Records contained in a dataset
━━━━

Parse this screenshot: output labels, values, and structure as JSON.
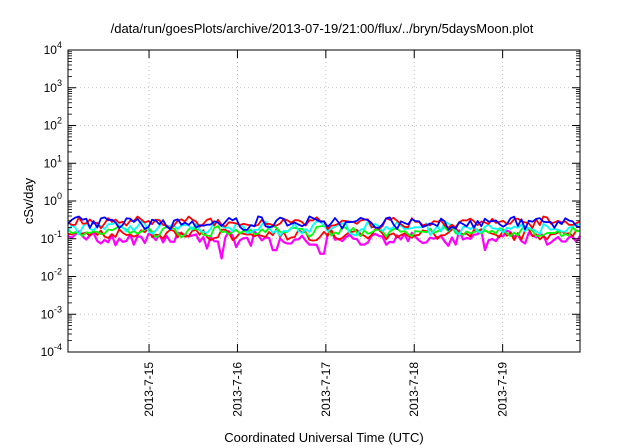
{
  "chart_data": {
    "type": "line",
    "title": "/data/run/goesPlots/archive/2013-07-19/21:00/flux/../bryn/5daysMoon.plot",
    "xlabel": "Coordinated Universal Time (UTC)",
    "ylabel": "cSv/day",
    "yscale": "log",
    "ylim": [
      0.0001,
      10000
    ],
    "xlim": [
      "2013-07-14 02:00",
      "2013-07-19 21:00"
    ],
    "grid": true,
    "x_ticks": [
      {
        "value": "2013-07-15 00:00",
        "label": "2013-7-15"
      },
      {
        "value": "2013-07-16 00:00",
        "label": "2013-7-16"
      },
      {
        "value": "2013-07-17 00:00",
        "label": "2013-7-17"
      },
      {
        "value": "2013-07-18 00:00",
        "label": "2013-7-18"
      },
      {
        "value": "2013-07-19 00:00",
        "label": "2013-7-19"
      }
    ],
    "y_ticks": [
      {
        "value": 0.0001,
        "base": "10",
        "exp": "-4"
      },
      {
        "value": 0.001,
        "base": "10",
        "exp": "-3"
      },
      {
        "value": 0.01,
        "base": "10",
        "exp": "-2"
      },
      {
        "value": 0.1,
        "base": "10",
        "exp": "-1"
      },
      {
        "value": 1,
        "base": "10",
        "exp": "0"
      },
      {
        "value": 10,
        "base": "10",
        "exp": "1"
      },
      {
        "value": 100,
        "base": "10",
        "exp": "2"
      },
      {
        "value": 1000,
        "base": "10",
        "exp": "3"
      },
      {
        "value": 10000,
        "base": "10",
        "exp": "4"
      }
    ],
    "series": [
      {
        "color": "#ff00ff",
        "base": 0.11,
        "jitter": 0.35,
        "dips": [
          {
            "x": "2013-07-14 11:00",
            "y": 0.075
          },
          {
            "x": "2013-07-14 20:00",
            "y": 0.07
          },
          {
            "x": "2013-07-15 04:00",
            "y": 0.08
          },
          {
            "x": "2013-07-15 16:00",
            "y": 0.055
          },
          {
            "x": "2013-07-15 20:00",
            "y": 0.03
          },
          {
            "x": "2013-07-16 00:00",
            "y": 0.06
          },
          {
            "x": "2013-07-16 04:00",
            "y": 0.065
          },
          {
            "x": "2013-07-16 10:00",
            "y": 0.05
          },
          {
            "x": "2013-07-16 14:00",
            "y": 0.075
          },
          {
            "x": "2013-07-16 20:00",
            "y": 0.07
          },
          {
            "x": "2013-07-16 23:00",
            "y": 0.04
          },
          {
            "x": "2013-07-17 10:00",
            "y": 0.07
          },
          {
            "x": "2013-07-17 16:00",
            "y": 0.07
          },
          {
            "x": "2013-07-18 03:00",
            "y": 0.08
          },
          {
            "x": "2013-07-18 11:00",
            "y": 0.07
          },
          {
            "x": "2013-07-18 19:00",
            "y": 0.05
          },
          {
            "x": "2013-07-19 06:00",
            "y": 0.075
          },
          {
            "x": "2013-07-19 12:00",
            "y": 0.07
          }
        ]
      },
      {
        "color": "#ff0000",
        "base": 0.135,
        "jitter": 0.25,
        "dips": []
      },
      {
        "color": "#00ff00",
        "base": 0.16,
        "jitter": 0.22,
        "dips": []
      },
      {
        "color": "#00ffff",
        "base": 0.2,
        "jitter": 0.3,
        "dips": []
      },
      {
        "color": "#ff0000",
        "base": 0.28,
        "jitter": 0.28,
        "dips": []
      },
      {
        "color": "#0000ff",
        "base": 0.27,
        "jitter": 0.3,
        "dips": []
      }
    ]
  }
}
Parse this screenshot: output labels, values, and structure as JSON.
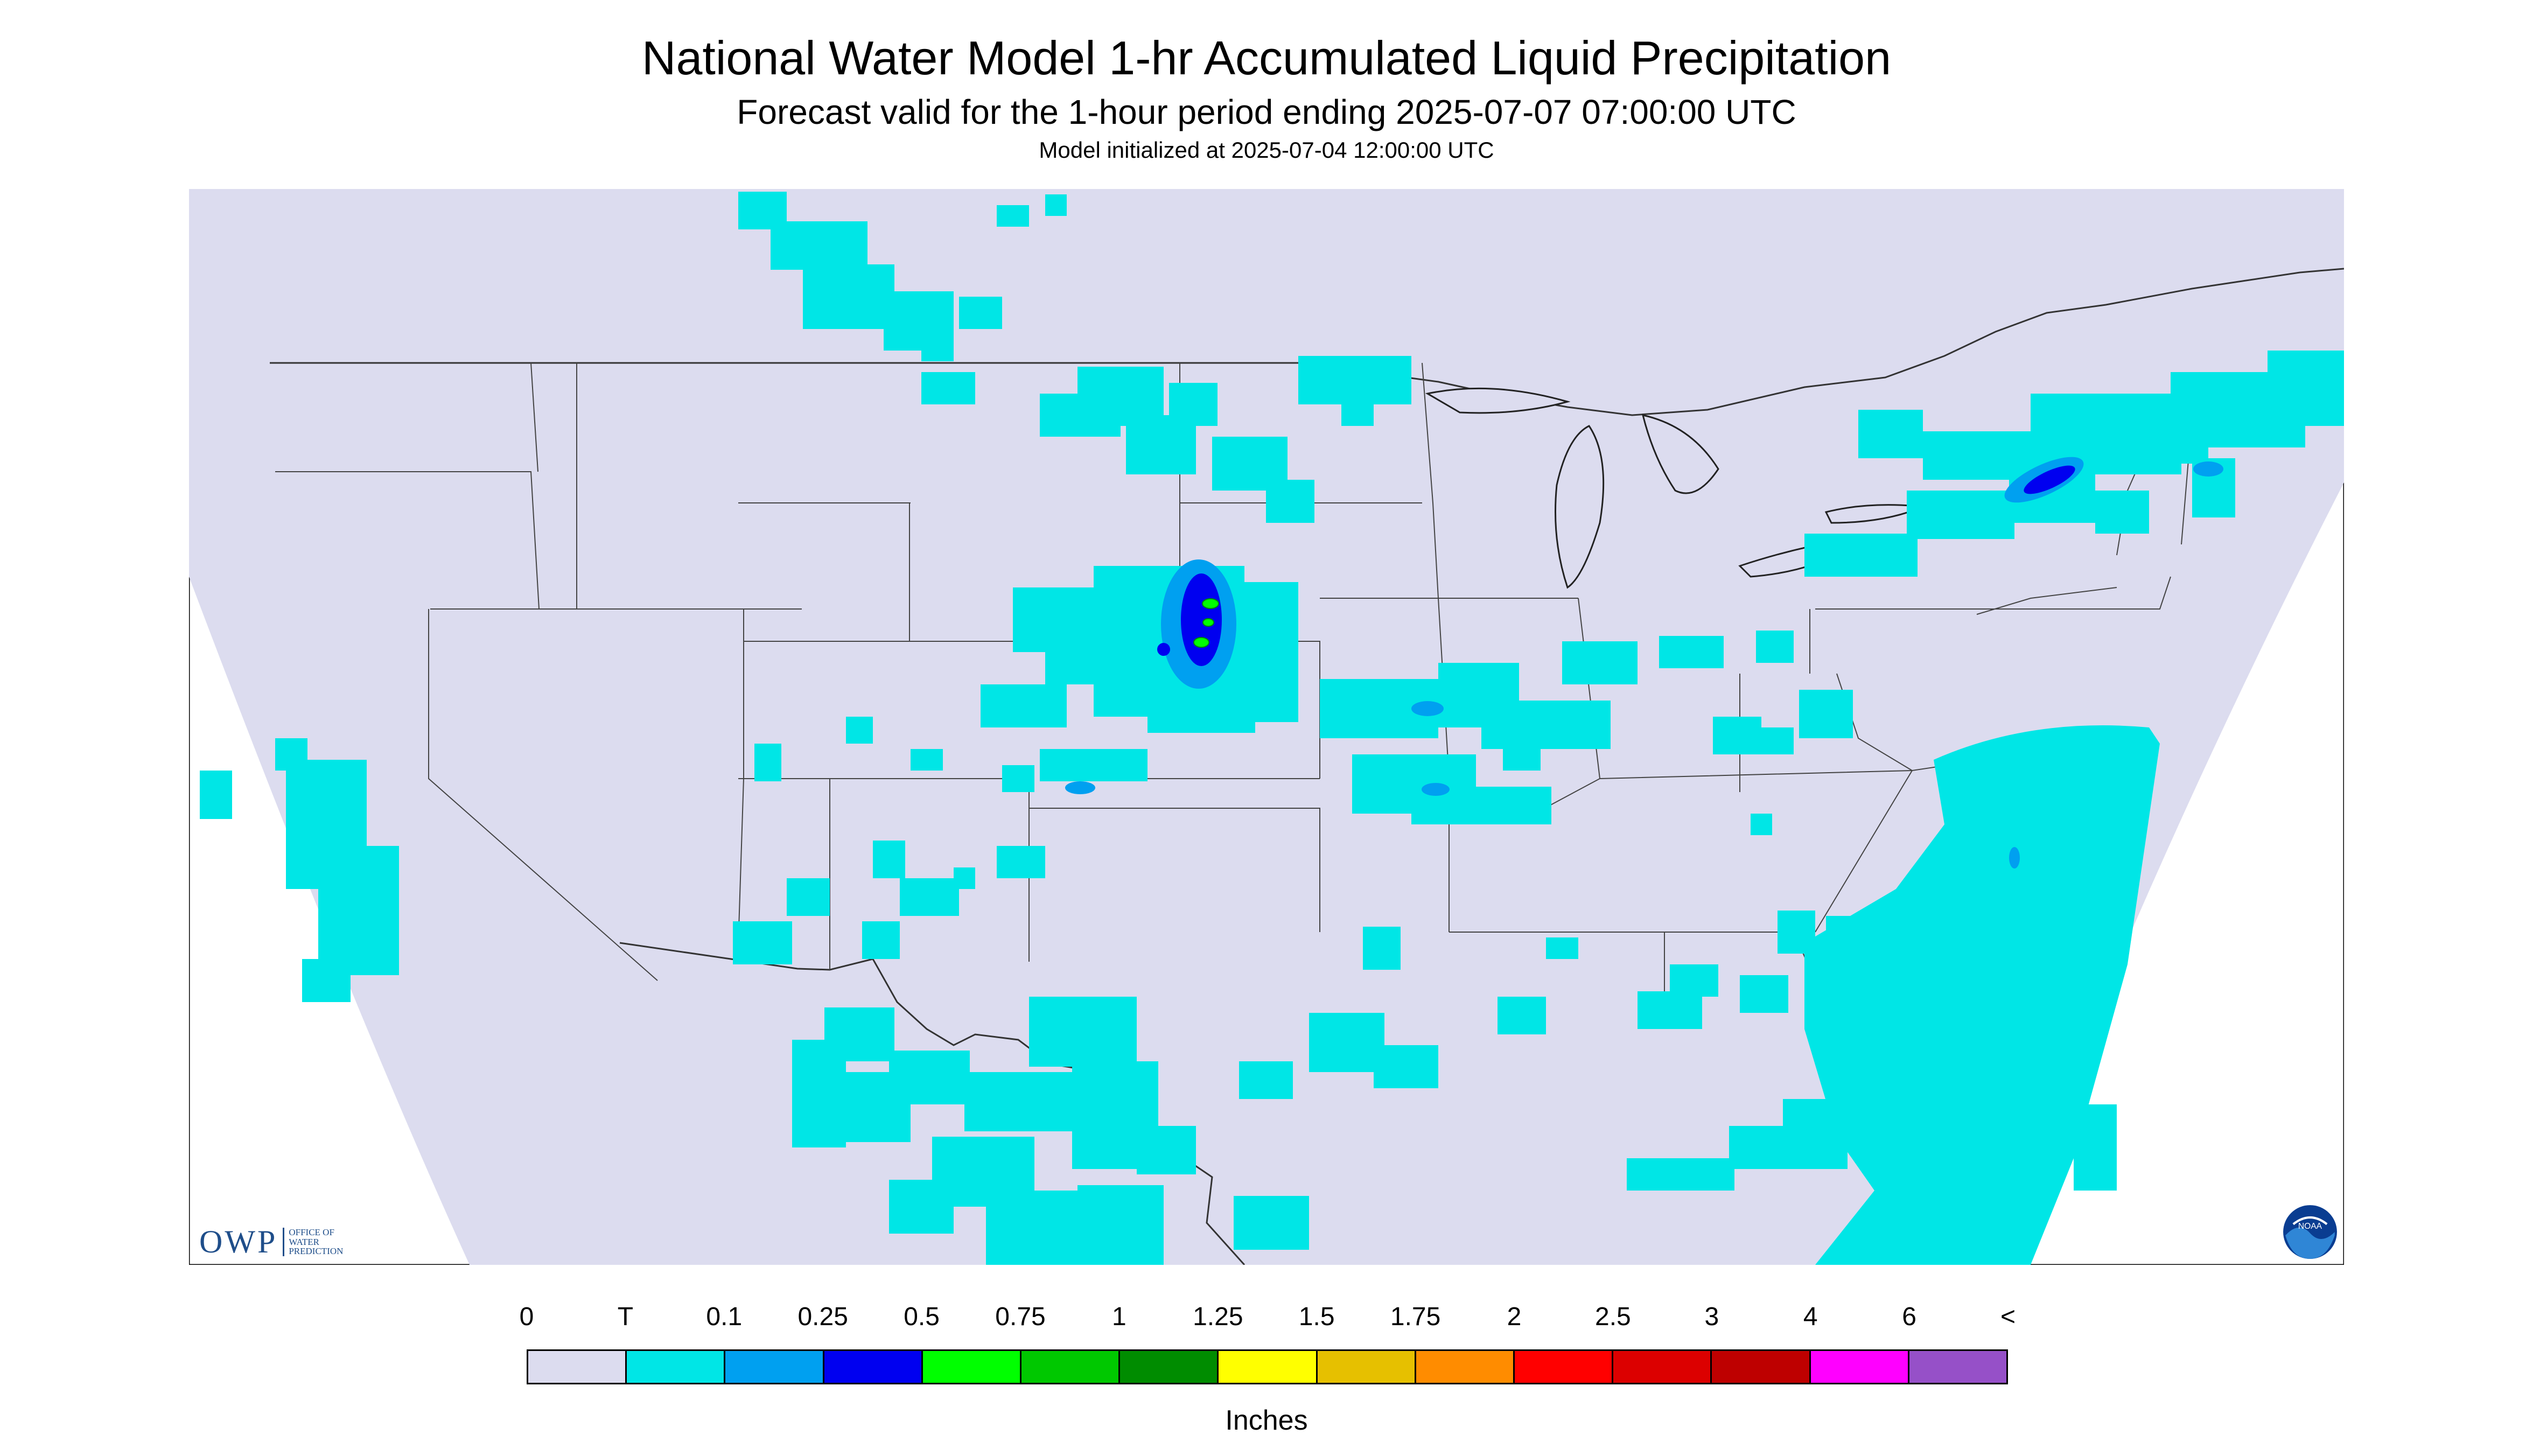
{
  "header": {
    "title": "National Water Model 1-hr Accumulated Liquid Precipitation",
    "subtitle": "Forecast valid for the 1-hour period ending 2025-07-07 07:00:00 UTC",
    "init": "Model initialized at 2025-07-04 12:00:00 UTC"
  },
  "map": {
    "background_color": "#dcdcef",
    "outside_color": "#ffffff",
    "precip_regions": [
      {
        "area": "Canadian prairies (Alberta/Saskatchewan)",
        "category": "T"
      },
      {
        "area": "Northern Minnesota / Ontario",
        "category": "T"
      },
      {
        "area": "Nebraska / South Dakota border",
        "category": "0.25-0.5",
        "note": "embedded 0.5-0.75 cores"
      },
      {
        "area": "Missouri / Illinois",
        "category": "T"
      },
      {
        "area": "Quebec / Northern New York",
        "category": "0.25-0.5"
      },
      {
        "area": "Western Atlantic off Southeast coast",
        "category": "T"
      },
      {
        "area": "Northern California coast",
        "category": "T"
      },
      {
        "area": "Texas / Northern Mexico",
        "category": "T"
      },
      {
        "area": "Gulf of Mexico / Florida",
        "category": "T"
      }
    ],
    "logos": {
      "owp_main": "OWP",
      "owp_sub": [
        "OFFICE OF",
        "WATER",
        "PREDICTION"
      ],
      "noaa_label": "NOAA"
    }
  },
  "legend": {
    "labels": [
      "0",
      "T",
      "0.1",
      "0.25",
      "0.5",
      "0.75",
      "1",
      "1.25",
      "1.5",
      "1.75",
      "2",
      "2.5",
      "3",
      "4",
      "6",
      "<"
    ],
    "colors": [
      "#dcdcef",
      "#00e6e6",
      "#00a0f0",
      "#0000f0",
      "#00ff00",
      "#00c800",
      "#008c00",
      "#ffff00",
      "#e6c000",
      "#ff8c00",
      "#ff0000",
      "#dc0000",
      "#be0000",
      "#ff00ff",
      "#9650c8"
    ],
    "units": "Inches"
  }
}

━━━━

**Request**
Keep the pictures out and write out the records exactly.

**Response**
Parse this screenshot: output labels, values, and structure as JSON.
{
  "chart_data": {
    "type": "line",
    "title": "/data/run/goesPlots/archive/2013-07-19/21:00/flux/../bryn/5daysMoon.plot",
    "xlabel": "Coordinated Universal Time (UTC)",
    "ylabel": "cSv/day",
    "yscale": "log",
    "ylim": [
      0.0001,
      10000
    ],
    "xlim": [
      "2013-07-14 02:00",
      "2013-07-19 21:00"
    ],
    "grid": true,
    "x_ticks": [
      {
        "value": "2013-07-15 00:00",
        "label": "2013-7-15"
      },
      {
        "value": "2013-07-16 00:00",
        "label": "2013-7-16"
      },
      {
        "value": "2013-07-17 00:00",
        "label": "2013-7-17"
      },
      {
        "value": "2013-07-18 00:00",
        "label": "2013-7-18"
      },
      {
        "value": "2013-07-19 00:00",
        "label": "2013-7-19"
      }
    ],
    "y_ticks": [
      {
        "value": 0.0001,
        "base": "10",
        "exp": "-4"
      },
      {
        "value": 0.001,
        "base": "10",
        "exp": "-3"
      },
      {
        "value": 0.01,
        "base": "10",
        "exp": "-2"
      },
      {
        "value": 0.1,
        "base": "10",
        "exp": "-1"
      },
      {
        "value": 1,
        "base": "10",
        "exp": "0"
      },
      {
        "value": 10,
        "base": "10",
        "exp": "1"
      },
      {
        "value": 100,
        "base": "10",
        "exp": "2"
      },
      {
        "value": 1000,
        "base": "10",
        "exp": "3"
      },
      {
        "value": 10000,
        "base": "10",
        "exp": "4"
      }
    ],
    "series": [
      {
        "color": "#ff00ff",
        "base": 0.11,
        "jitter": 0.35,
        "dips": [
          {
            "x": "2013-07-14 11:00",
            "y": 0.075
          },
          {
            "x": "2013-07-14 20:00",
            "y": 0.07
          },
          {
            "x": "2013-07-15 04:00",
            "y": 0.08
          },
          {
            "x": "2013-07-15 16:00",
            "y": 0.055
          },
          {
            "x": "2013-07-15 20:00",
            "y": 0.03
          },
          {
            "x": "2013-07-16 00:00",
            "y": 0.06
          },
          {
            "x": "2013-07-16 04:00",
            "y": 0.065
          },
          {
            "x": "2013-07-16 10:00",
            "y": 0.05
          },
          {
            "x": "2013-07-16 14:00",
            "y": 0.075
          },
          {
            "x": "2013-07-16 20:00",
            "y": 0.07
          },
          {
            "x": "2013-07-16 23:00",
            "y": 0.04
          },
          {
            "x": "2013-07-17 10:00",
            "y": 0.07
          },
          {
            "x": "2013-07-17 16:00",
            "y": 0.07
          },
          {
            "x": "2013-07-18 03:00",
            "y": 0.08
          },
          {
            "x": "2013-07-18 11:00",
            "y": 0.07
          },
          {
            "x": "2013-07-18 19:00",
            "y": 0.05
          },
          {
            "x": "2013-07-19 06:00",
            "y": 0.075
          },
          {
            "x": "2013-07-19 12:00",
            "y": 0.07
          }
        ]
      },
      {
        "color": "#ff0000",
        "base": 0.135,
        "jitter": 0.25,
        "dips": []
      },
      {
        "color": "#00ff00",
        "base": 0.16,
        "jitter": 0.22,
        "dips": []
      },
      {
        "color": "#00ffff",
        "base": 0.2,
        "jitter": 0.3,
        "dips": []
      },
      {
        "color": "#ff0000",
        "base": 0.28,
        "jitter": 0.28,
        "dips": []
      },
      {
        "color": "#0000ff",
        "base": 0.27,
        "jitter": 0.3,
        "dips": []
      }
    ]
  }
}
Parse this screenshot: output labels, values, and structure as JSON.
{
  "header": {
    "title": "National Water Model 1-hr Accumulated Liquid Precipitation",
    "subtitle": "Forecast valid for the 1-hour period ending 2025-07-07 07:00:00 UTC",
    "init": "Model initialized at 2025-07-04 12:00:00 UTC"
  },
  "map": {
    "background_color": "#dcdcef",
    "outside_color": "#ffffff",
    "precip_regions": [
      {
        "area": "Canadian prairies (Alberta/Saskatchewan)",
        "category": "T"
      },
      {
        "area": "Northern Minnesota / Ontario",
        "category": "T"
      },
      {
        "area": "Nebraska / South Dakota border",
        "category": "0.25-0.5",
        "note": "embedded 0.5-0.75 cores"
      },
      {
        "area": "Missouri / Illinois",
        "category": "T"
      },
      {
        "area": "Quebec / Northern New York",
        "category": "0.25-0.5"
      },
      {
        "area": "Western Atlantic off Southeast coast",
        "category": "T"
      },
      {
        "area": "Northern California coast",
        "category": "T"
      },
      {
        "area": "Texas / Northern Mexico",
        "category": "T"
      },
      {
        "area": "Gulf of Mexico / Florida",
        "category": "T"
      }
    ],
    "logos": {
      "owp_main": "OWP",
      "owp_sub": [
        "OFFICE OF",
        "WATER",
        "PREDICTION"
      ],
      "noaa_label": "NOAA"
    }
  },
  "legend": {
    "labels": [
      "0",
      "T",
      "0.1",
      "0.25",
      "0.5",
      "0.75",
      "1",
      "1.25",
      "1.5",
      "1.75",
      "2",
      "2.5",
      "3",
      "4",
      "6",
      "<"
    ],
    "colors": [
      "#dcdcef",
      "#00e6e6",
      "#00a0f0",
      "#0000f0",
      "#00ff00",
      "#00c800",
      "#008c00",
      "#ffff00",
      "#e6c000",
      "#ff8c00",
      "#ff0000",
      "#dc0000",
      "#be0000",
      "#ff00ff",
      "#9650c8"
    ],
    "units": "Inches"
  }
}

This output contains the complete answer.